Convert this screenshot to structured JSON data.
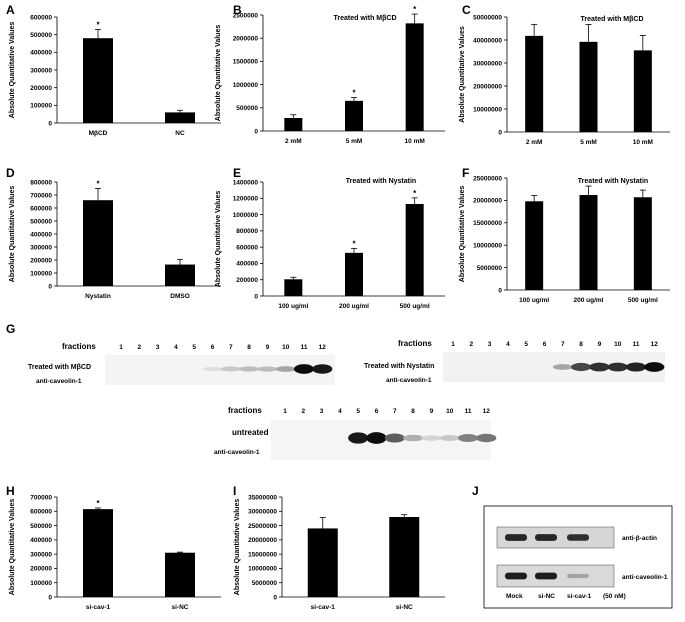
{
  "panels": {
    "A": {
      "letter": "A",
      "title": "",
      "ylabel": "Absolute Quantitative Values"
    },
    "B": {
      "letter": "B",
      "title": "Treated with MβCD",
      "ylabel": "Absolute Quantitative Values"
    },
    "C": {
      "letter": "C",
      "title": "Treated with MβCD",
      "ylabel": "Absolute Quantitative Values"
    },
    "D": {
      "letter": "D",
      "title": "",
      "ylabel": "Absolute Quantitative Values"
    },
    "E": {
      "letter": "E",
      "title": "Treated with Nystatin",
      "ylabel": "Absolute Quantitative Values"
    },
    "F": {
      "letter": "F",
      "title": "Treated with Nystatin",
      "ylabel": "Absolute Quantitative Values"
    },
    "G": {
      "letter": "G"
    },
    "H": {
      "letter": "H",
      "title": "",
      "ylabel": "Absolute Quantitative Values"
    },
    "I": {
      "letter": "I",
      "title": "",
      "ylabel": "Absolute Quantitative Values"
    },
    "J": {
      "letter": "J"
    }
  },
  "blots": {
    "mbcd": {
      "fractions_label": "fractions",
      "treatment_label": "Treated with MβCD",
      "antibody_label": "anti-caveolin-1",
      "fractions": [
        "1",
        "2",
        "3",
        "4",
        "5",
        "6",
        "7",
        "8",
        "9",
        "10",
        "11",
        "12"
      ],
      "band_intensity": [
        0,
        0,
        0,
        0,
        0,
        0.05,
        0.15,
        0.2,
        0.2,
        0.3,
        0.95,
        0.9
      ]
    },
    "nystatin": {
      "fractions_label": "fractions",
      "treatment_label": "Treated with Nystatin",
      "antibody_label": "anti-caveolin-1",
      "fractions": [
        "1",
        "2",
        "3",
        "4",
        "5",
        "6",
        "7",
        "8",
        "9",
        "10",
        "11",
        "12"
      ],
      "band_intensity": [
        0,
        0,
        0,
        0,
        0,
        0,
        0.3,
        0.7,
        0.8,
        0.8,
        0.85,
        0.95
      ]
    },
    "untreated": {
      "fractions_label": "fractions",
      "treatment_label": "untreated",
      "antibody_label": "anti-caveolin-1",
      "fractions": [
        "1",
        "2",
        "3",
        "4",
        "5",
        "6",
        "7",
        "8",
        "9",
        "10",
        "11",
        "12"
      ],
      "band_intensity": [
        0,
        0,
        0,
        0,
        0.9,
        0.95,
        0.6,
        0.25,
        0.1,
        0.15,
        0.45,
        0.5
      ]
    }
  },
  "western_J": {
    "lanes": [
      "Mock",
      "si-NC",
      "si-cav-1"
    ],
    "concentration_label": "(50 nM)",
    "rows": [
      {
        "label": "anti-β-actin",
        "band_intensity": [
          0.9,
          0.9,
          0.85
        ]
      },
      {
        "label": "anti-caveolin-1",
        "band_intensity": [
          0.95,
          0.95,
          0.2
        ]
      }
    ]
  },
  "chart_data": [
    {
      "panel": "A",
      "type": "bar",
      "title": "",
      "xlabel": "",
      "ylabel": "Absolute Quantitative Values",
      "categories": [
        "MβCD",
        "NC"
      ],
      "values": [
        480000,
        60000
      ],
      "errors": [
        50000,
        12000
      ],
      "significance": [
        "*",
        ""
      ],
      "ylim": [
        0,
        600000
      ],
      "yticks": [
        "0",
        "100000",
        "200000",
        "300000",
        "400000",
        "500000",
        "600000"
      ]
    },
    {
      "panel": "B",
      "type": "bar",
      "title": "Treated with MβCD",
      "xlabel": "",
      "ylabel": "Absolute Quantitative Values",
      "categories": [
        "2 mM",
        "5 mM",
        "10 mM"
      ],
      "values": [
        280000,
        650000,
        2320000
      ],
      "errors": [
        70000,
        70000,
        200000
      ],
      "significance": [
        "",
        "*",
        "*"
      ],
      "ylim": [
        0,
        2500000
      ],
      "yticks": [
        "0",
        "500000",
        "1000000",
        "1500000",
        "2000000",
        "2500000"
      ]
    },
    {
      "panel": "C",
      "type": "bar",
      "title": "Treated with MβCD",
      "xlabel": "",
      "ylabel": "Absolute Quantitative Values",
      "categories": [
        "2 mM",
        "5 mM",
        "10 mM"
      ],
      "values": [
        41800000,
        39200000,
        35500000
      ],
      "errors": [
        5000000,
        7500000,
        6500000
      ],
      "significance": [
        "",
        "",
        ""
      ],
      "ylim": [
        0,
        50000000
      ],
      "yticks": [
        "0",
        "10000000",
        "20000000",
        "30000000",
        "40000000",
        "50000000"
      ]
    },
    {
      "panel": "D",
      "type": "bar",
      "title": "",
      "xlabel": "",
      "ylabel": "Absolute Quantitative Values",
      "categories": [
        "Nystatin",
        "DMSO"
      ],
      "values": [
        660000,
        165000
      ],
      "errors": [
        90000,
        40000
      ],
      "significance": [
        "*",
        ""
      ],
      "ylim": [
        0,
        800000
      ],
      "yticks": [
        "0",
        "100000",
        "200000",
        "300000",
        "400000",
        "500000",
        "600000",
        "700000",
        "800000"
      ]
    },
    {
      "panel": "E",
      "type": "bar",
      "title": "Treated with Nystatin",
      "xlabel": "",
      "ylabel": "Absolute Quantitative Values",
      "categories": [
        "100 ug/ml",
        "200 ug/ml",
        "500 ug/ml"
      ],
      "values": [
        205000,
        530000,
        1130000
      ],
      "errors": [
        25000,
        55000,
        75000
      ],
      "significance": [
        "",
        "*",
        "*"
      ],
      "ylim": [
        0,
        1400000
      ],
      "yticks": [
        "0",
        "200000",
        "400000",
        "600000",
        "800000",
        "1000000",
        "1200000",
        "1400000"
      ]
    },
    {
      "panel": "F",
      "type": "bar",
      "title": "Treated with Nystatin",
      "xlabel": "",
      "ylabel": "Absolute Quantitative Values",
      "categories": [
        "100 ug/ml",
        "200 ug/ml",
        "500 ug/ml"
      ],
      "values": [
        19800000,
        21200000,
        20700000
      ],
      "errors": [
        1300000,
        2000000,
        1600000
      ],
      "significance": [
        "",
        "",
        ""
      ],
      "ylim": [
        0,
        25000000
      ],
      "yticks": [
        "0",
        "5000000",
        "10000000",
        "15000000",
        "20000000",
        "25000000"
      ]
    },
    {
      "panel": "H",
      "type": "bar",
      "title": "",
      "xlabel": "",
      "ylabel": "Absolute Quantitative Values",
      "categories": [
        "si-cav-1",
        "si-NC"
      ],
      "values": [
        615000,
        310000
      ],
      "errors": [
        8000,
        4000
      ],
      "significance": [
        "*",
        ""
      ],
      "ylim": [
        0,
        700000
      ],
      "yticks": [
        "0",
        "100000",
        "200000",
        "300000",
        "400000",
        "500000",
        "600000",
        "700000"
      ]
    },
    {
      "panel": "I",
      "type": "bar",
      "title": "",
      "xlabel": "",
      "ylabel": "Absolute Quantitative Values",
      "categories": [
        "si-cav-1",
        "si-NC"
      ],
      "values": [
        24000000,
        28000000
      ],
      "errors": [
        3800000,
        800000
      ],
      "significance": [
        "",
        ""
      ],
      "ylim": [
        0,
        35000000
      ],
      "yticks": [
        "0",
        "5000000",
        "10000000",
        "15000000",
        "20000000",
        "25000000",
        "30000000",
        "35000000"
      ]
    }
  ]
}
---
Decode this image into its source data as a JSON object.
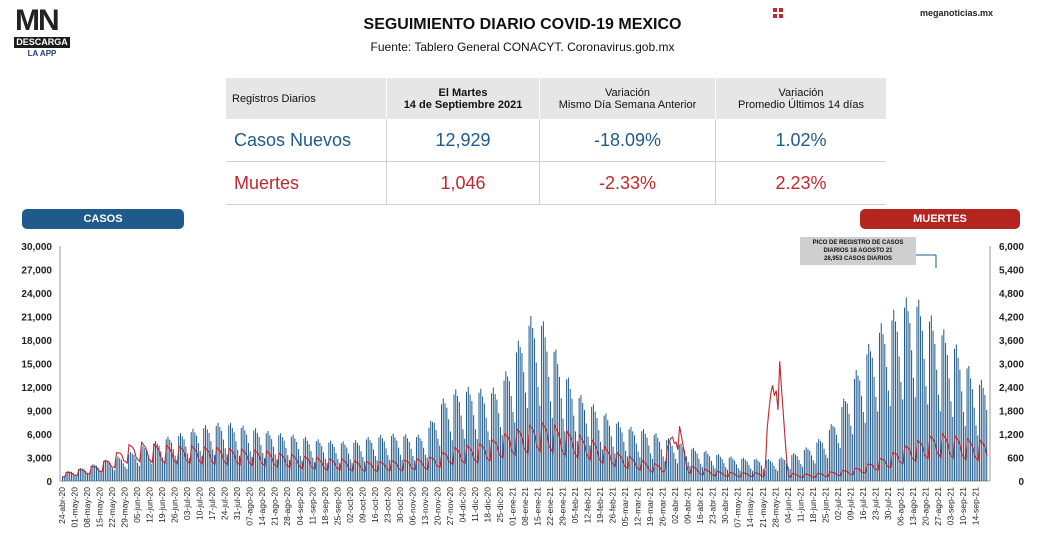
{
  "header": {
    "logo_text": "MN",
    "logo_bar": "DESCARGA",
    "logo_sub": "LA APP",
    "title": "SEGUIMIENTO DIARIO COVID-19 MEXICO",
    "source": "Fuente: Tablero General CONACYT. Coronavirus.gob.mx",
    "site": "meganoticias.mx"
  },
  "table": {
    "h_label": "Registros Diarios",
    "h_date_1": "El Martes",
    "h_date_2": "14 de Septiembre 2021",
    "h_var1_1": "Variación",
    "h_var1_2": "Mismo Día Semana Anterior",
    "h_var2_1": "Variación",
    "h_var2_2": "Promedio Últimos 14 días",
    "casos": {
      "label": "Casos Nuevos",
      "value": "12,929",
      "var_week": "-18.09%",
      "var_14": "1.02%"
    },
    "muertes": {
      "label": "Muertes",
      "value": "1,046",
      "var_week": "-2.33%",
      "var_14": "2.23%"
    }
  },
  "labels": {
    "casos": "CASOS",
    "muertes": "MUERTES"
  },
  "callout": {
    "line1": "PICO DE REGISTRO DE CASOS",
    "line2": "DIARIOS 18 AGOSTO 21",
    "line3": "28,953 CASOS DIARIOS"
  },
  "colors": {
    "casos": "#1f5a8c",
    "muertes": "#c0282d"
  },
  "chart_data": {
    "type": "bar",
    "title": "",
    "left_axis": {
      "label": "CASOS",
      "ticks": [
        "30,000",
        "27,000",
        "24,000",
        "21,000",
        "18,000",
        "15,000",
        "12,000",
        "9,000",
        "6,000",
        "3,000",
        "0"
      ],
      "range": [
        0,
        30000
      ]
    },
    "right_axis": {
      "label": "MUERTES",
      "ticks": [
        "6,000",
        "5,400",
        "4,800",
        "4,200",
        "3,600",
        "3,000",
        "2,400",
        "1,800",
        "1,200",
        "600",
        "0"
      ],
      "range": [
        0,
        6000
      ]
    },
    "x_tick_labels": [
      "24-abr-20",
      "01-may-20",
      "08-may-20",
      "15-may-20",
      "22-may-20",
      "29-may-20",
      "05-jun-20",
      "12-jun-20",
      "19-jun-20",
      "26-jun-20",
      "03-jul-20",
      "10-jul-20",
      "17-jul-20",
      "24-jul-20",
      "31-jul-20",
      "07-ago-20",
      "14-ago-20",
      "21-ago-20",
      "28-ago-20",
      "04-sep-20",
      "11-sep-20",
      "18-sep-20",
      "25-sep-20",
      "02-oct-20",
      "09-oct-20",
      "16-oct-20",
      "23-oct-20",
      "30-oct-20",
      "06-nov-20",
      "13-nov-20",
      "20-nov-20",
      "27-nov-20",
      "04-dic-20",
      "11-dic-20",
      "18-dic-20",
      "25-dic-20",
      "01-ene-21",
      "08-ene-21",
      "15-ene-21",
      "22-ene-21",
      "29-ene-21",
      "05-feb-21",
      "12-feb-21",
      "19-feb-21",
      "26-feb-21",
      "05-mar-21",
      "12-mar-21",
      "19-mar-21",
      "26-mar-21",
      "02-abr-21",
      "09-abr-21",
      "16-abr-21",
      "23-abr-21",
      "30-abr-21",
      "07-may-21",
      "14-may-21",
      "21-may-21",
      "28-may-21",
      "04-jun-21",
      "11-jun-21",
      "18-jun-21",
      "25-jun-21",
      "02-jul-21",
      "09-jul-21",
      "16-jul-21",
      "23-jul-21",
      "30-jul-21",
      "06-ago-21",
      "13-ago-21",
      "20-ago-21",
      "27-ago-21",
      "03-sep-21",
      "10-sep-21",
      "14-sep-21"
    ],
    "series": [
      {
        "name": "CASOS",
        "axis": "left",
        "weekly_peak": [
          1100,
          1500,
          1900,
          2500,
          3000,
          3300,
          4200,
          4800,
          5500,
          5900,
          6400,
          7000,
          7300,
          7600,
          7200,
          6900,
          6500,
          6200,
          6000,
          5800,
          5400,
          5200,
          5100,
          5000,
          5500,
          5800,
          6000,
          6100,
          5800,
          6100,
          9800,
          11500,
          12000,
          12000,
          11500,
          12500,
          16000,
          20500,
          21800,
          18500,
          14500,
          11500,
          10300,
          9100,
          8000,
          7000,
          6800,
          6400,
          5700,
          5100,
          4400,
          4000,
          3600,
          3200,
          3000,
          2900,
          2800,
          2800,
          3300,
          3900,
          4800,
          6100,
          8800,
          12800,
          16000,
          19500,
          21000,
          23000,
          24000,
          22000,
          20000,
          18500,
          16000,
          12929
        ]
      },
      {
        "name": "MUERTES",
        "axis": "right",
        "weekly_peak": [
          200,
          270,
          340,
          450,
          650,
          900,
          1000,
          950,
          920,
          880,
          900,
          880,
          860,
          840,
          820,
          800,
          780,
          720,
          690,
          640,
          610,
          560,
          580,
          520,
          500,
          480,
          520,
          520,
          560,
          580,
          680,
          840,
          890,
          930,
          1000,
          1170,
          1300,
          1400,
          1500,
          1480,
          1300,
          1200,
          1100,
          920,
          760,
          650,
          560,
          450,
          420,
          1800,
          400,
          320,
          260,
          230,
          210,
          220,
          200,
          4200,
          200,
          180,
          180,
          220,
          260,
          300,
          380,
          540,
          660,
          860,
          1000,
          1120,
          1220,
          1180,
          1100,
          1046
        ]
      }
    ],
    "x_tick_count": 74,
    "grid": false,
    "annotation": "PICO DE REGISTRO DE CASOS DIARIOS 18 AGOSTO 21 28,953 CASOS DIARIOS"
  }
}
---
PROBLEM TO WORK ON =>
All lines in the records that contain "Variación" are to be copied and returned.

ANSWER =>
    "h_var1_1": "Variación",
    "h_var2_1": "Variación",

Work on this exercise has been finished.